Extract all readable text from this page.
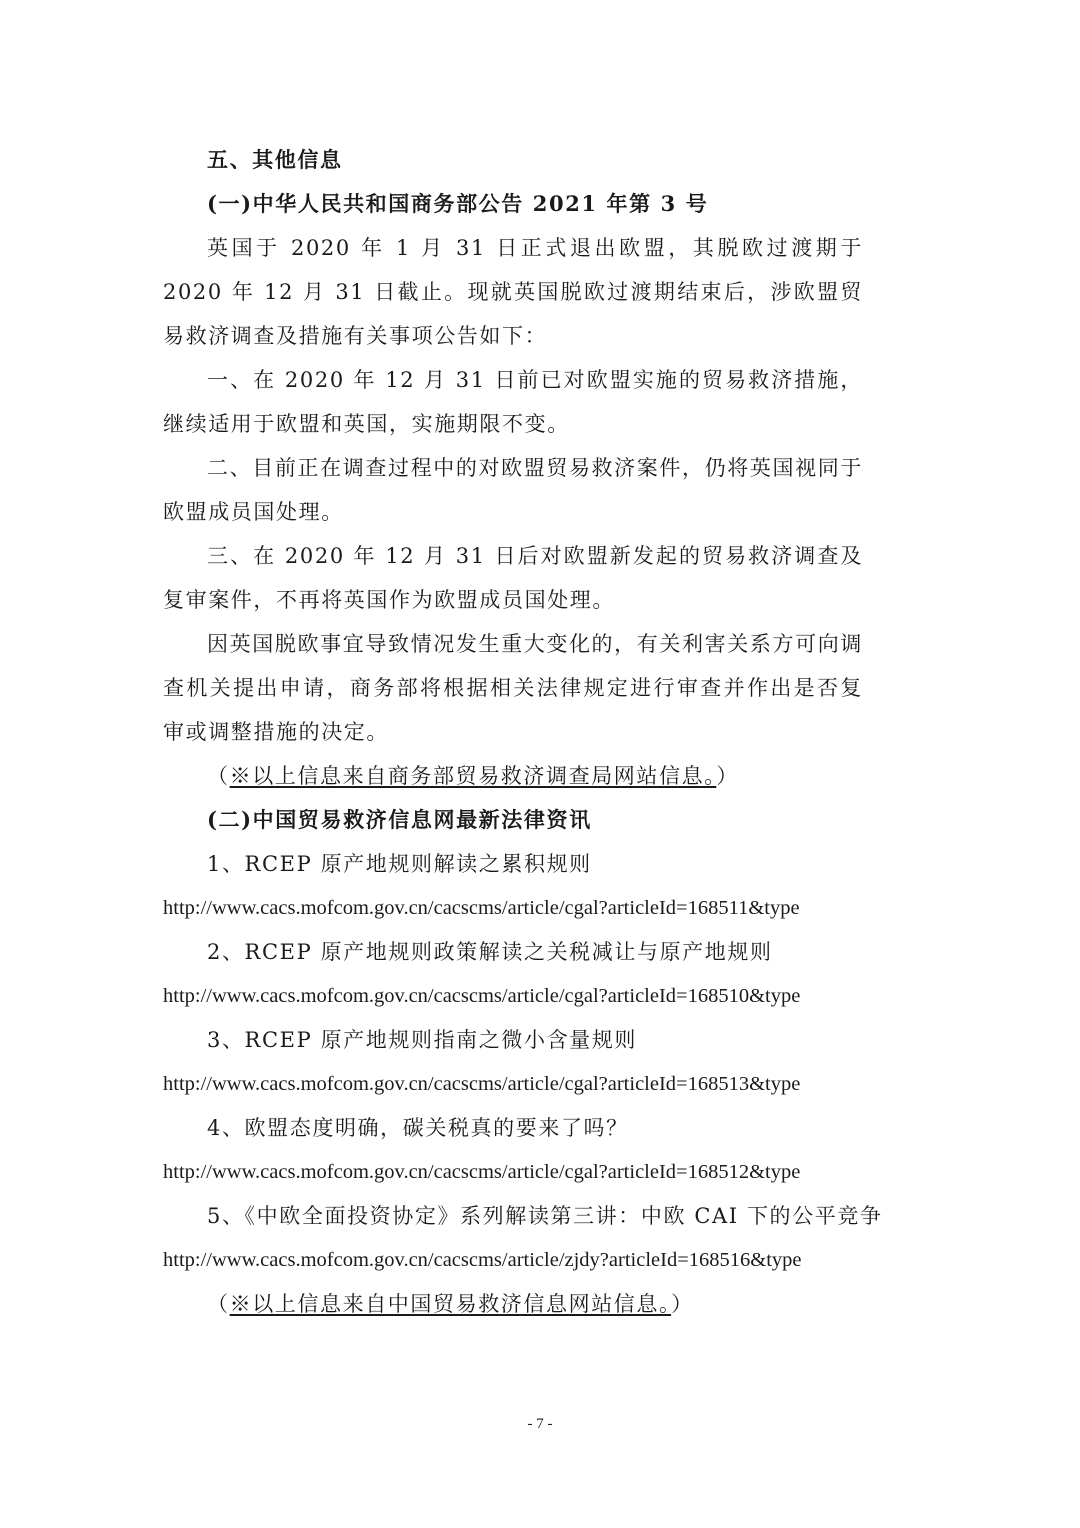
五、其他信息
(一)中华人民共和国商务部公告 2021 年第 3 号

英国于 2020 年 1 月 31 日正式退出欧盟，其脱欧过渡期于 2020 年 12 月 31 日截止。现就英国脱欧过渡期结束后，涉欧盟贸易救济调查及措施有关事项公告如下：

一、在 2020 年 12 月 31 日前已对欧盟实施的贸易救济措施，继续适用于欧盟和英国，实施期限不变。

二、目前正在调查过程中的对欧盟贸易救济案件，仍将英国视同于欧盟成员国处理。

三、在 2020 年 12 月 31 日后对欧盟新发起的贸易救济调查及复审案件，不再将英国作为欧盟成员国处理。

因英国脱欧事宜导致情况发生重大变化的，有关利害关系方可向调查机关提出申请，商务部将根据相关法律规定进行审查并作出是否复审或调整措施的决定。

（※以上信息来自商务部贸易救济调查局网站信息。）
(二)中国贸易救济信息网最新法律资讯
1、RCEP 原产地规则解读之累积规则
http://www.cacs.mofcom.gov.cn/cacscms/article/cgal?articleId=168511&type
2、RCEP 原产地规则政策解读之关税减让与原产地规则
http://www.cacs.mofcom.gov.cn/cacscms/article/cgal?articleId=168510&type
3、RCEP 原产地规则指南之微小含量规则
http://www.cacs.mofcom.gov.cn/cacscms/article/cgal?articleId=168513&type
4、欧盟态度明确，碳关税真的要来了吗？
http://www.cacs.mofcom.gov.cn/cacscms/article/cgal?articleId=168512&type
5、《中欧全面投资协定》系列解读第三讲：中欧 CAI 下的公平竞争
http://www.cacs.mofcom.gov.cn/cacscms/article/zjdy?articleId=168516&type
（※以上信息来自中国贸易救济信息网站信息。）
- 7 -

__________

Aim of the exercise:
Reproduce the material word for word, minus the images.

Answer below:
Extract all readable text from this page.
五、其他信息
(一)中华人民共和国商务部公告 2021 年第 3 号

英国于 2020 年 1 月 31 日正式退出欧盟，其脱欧过渡期于 2020 年 12 月 31 日截止。现就英国脱欧过渡期结束后，涉欧盟贸易救济调查及措施有关事项公告如下：

一、在 2020 年 12 月 31 日前已对欧盟实施的贸易救济措施，继续适用于欧盟和英国，实施期限不变。

二、目前正在调查过程中的对欧盟贸易救济案件，仍将英国视同于欧盟成员国处理。

三、在 2020 年 12 月 31 日后对欧盟新发起的贸易救济调查及复审案件，不再将英国作为欧盟成员国处理。

因英国脱欧事宜导致情况发生重大变化的，有关利害关系方可向调查机关提出申请，商务部将根据相关法律规定进行审查并作出是否复审或调整措施的决定。

（※以上信息来自商务部贸易救济调查局网站信息。）
(二)中国贸易救济信息网最新法律资讯
1、RCEP 原产地规则解读之累积规则
http://www.cacs.mofcom.gov.cn/cacscms/article/cgal?articleId=168511&type
2、RCEP 原产地规则政策解读之关税减让与原产地规则
http://www.cacs.mofcom.gov.cn/cacscms/article/cgal?articleId=168510&type
3、RCEP 原产地规则指南之微小含量规则
http://www.cacs.mofcom.gov.cn/cacscms/article/cgal?articleId=168513&type
4、欧盟态度明确，碳关税真的要来了吗？
http://www.cacs.mofcom.gov.cn/cacscms/article/cgal?articleId=168512&type
5、《中欧全面投资协定》系列解读第三讲：中欧 CAI 下的公平竞争
http://www.cacs.mofcom.gov.cn/cacscms/article/zjdy?articleId=168516&type
（※以上信息来自中国贸易救济信息网站信息。）
- 7 -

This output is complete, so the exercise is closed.